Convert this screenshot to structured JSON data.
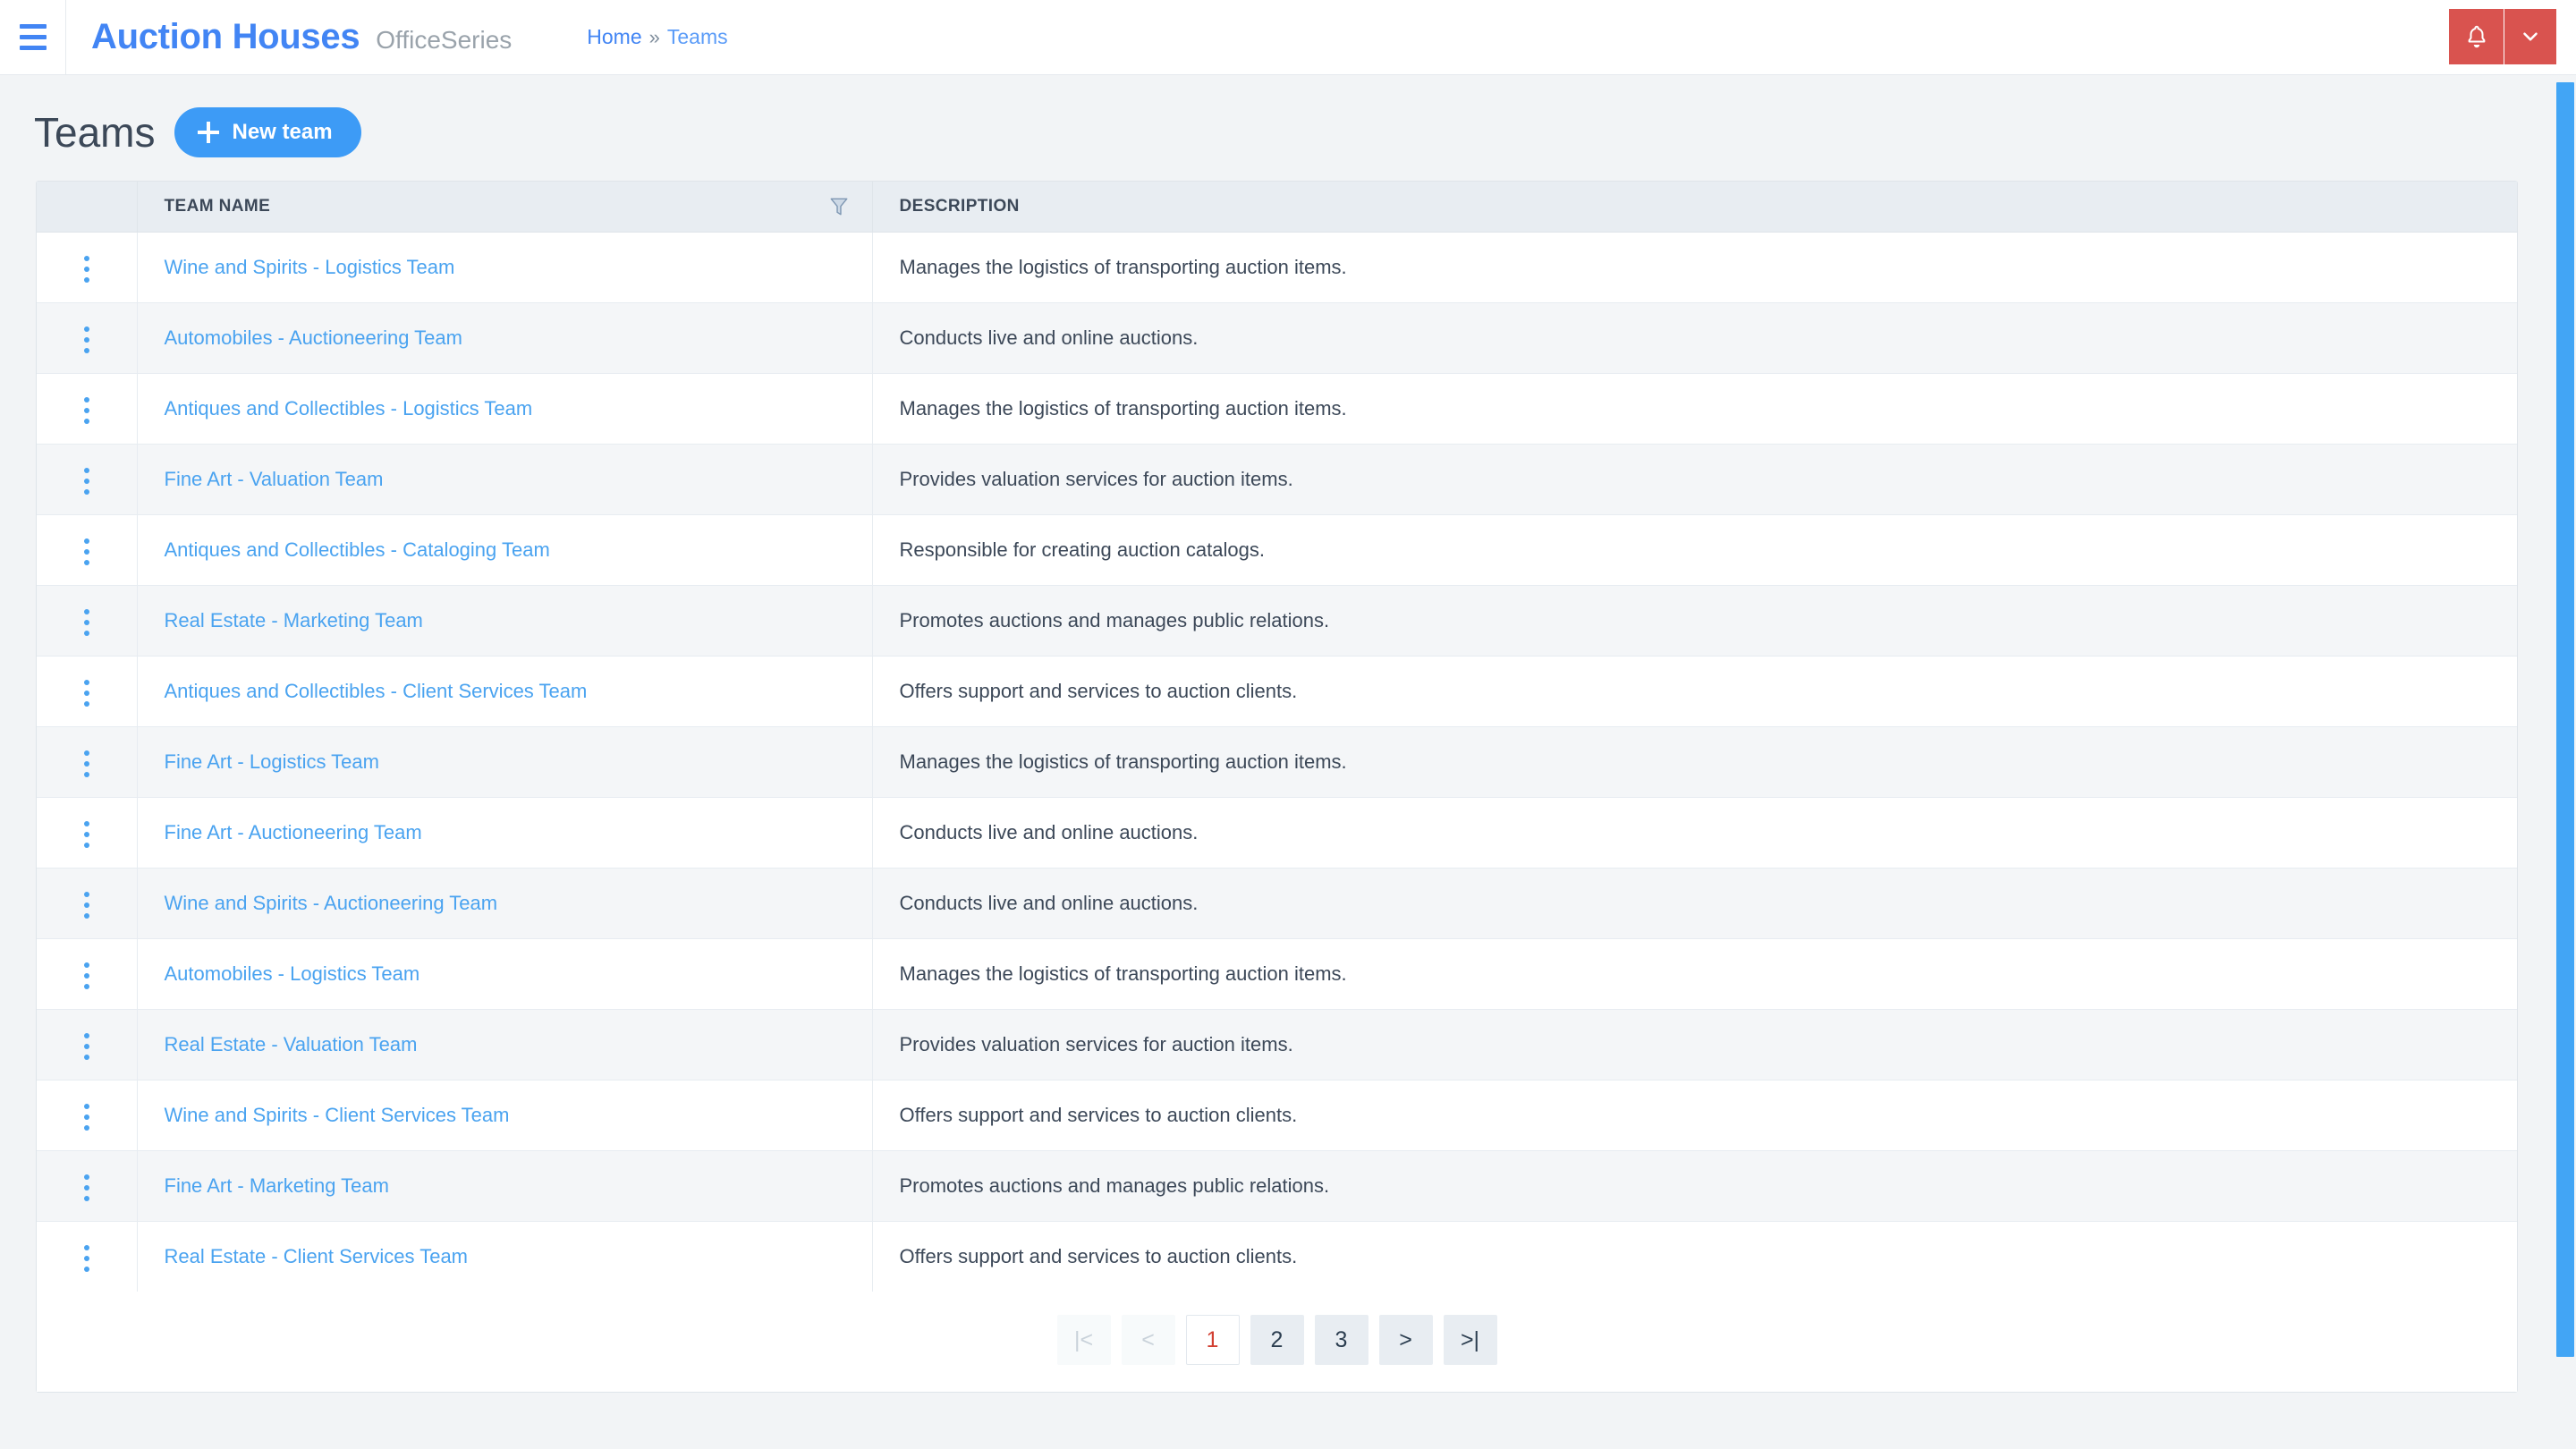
{
  "topbar": {
    "menu_icon": "hamburger-icon",
    "brand": "Auction Houses",
    "brand_suffix": "OfficeSeries",
    "breadcrumb": {
      "home": "Home",
      "separator": "»",
      "current": "Teams"
    },
    "notification_icon": "bell-icon",
    "caret_icon": "chevron-down-icon",
    "accent_red": "#d9534f",
    "accent_blue": "#4285f4"
  },
  "page": {
    "title": "Teams",
    "new_button_label": "New team",
    "new_button_icon": "plus-icon"
  },
  "table": {
    "columns": [
      "",
      "TEAM NAME",
      "DESCRIPTION"
    ],
    "filter_icon": "filter-funnel-icon",
    "row_menu_icon": "kebab-menu-icon",
    "rows": [
      {
        "name": "Wine and Spirits - Logistics Team",
        "description": "Manages the logistics of transporting auction items."
      },
      {
        "name": "Automobiles - Auctioneering Team",
        "description": "Conducts live and online auctions."
      },
      {
        "name": "Antiques and Collectibles - Logistics Team",
        "description": "Manages the logistics of transporting auction items."
      },
      {
        "name": "Fine Art - Valuation Team",
        "description": "Provides valuation services for auction items."
      },
      {
        "name": "Antiques and Collectibles - Cataloging Team",
        "description": "Responsible for creating auction catalogs."
      },
      {
        "name": "Real Estate - Marketing Team",
        "description": "Promotes auctions and manages public relations."
      },
      {
        "name": "Antiques and Collectibles - Client Services Team",
        "description": "Offers support and services to auction clients."
      },
      {
        "name": "Fine Art - Logistics Team",
        "description": "Manages the logistics of transporting auction items."
      },
      {
        "name": "Fine Art - Auctioneering Team",
        "description": "Conducts live and online auctions."
      },
      {
        "name": "Wine and Spirits - Auctioneering Team",
        "description": "Conducts live and online auctions."
      },
      {
        "name": "Automobiles - Logistics Team",
        "description": "Manages the logistics of transporting auction items."
      },
      {
        "name": "Real Estate - Valuation Team",
        "description": "Provides valuation services for auction items."
      },
      {
        "name": "Wine and Spirits - Client Services Team",
        "description": "Offers support and services to auction clients."
      },
      {
        "name": "Fine Art - Marketing Team",
        "description": "Promotes auctions and manages public relations."
      },
      {
        "name": "Real Estate - Client Services Team",
        "description": "Offers support and services to auction clients."
      }
    ]
  },
  "pagination": {
    "first_label": "|<",
    "prev_label": "<",
    "pages": [
      "1",
      "2",
      "3"
    ],
    "active_page": "1",
    "next_label": ">",
    "last_label": ">|",
    "active_color": "#d23f31"
  }
}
-- -- --
Without including any pictures, print all of the material exactly as given.

### Answer to this problem
Convert this screenshot to structured JSON data.
{
  "topbar": {
    "menu_icon": "hamburger-icon",
    "brand": "Auction Houses",
    "brand_suffix": "OfficeSeries",
    "breadcrumb": {
      "home": "Home",
      "separator": "»",
      "current": "Teams"
    },
    "notification_icon": "bell-icon",
    "caret_icon": "chevron-down-icon",
    "accent_red": "#d9534f",
    "accent_blue": "#4285f4"
  },
  "page": {
    "title": "Teams",
    "new_button_label": "New team",
    "new_button_icon": "plus-icon"
  },
  "table": {
    "columns": [
      "",
      "TEAM NAME",
      "DESCRIPTION"
    ],
    "filter_icon": "filter-funnel-icon",
    "row_menu_icon": "kebab-menu-icon",
    "rows": [
      {
        "name": "Wine and Spirits - Logistics Team",
        "description": "Manages the logistics of transporting auction items."
      },
      {
        "name": "Automobiles - Auctioneering Team",
        "description": "Conducts live and online auctions."
      },
      {
        "name": "Antiques and Collectibles - Logistics Team",
        "description": "Manages the logistics of transporting auction items."
      },
      {
        "name": "Fine Art - Valuation Team",
        "description": "Provides valuation services for auction items."
      },
      {
        "name": "Antiques and Collectibles - Cataloging Team",
        "description": "Responsible for creating auction catalogs."
      },
      {
        "name": "Real Estate - Marketing Team",
        "description": "Promotes auctions and manages public relations."
      },
      {
        "name": "Antiques and Collectibles - Client Services Team",
        "description": "Offers support and services to auction clients."
      },
      {
        "name": "Fine Art - Logistics Team",
        "description": "Manages the logistics of transporting auction items."
      },
      {
        "name": "Fine Art - Auctioneering Team",
        "description": "Conducts live and online auctions."
      },
      {
        "name": "Wine and Spirits - Auctioneering Team",
        "description": "Conducts live and online auctions."
      },
      {
        "name": "Automobiles - Logistics Team",
        "description": "Manages the logistics of transporting auction items."
      },
      {
        "name": "Real Estate - Valuation Team",
        "description": "Provides valuation services for auction items."
      },
      {
        "name": "Wine and Spirits - Client Services Team",
        "description": "Offers support and services to auction clients."
      },
      {
        "name": "Fine Art - Marketing Team",
        "description": "Promotes auctions and manages public relations."
      },
      {
        "name": "Real Estate - Client Services Team",
        "description": "Offers support and services to auction clients."
      }
    ]
  },
  "pagination": {
    "first_label": "|<",
    "prev_label": "<",
    "pages": [
      "1",
      "2",
      "3"
    ],
    "active_page": "1",
    "next_label": ">",
    "last_label": ">|",
    "active_color": "#d23f31"
  }
}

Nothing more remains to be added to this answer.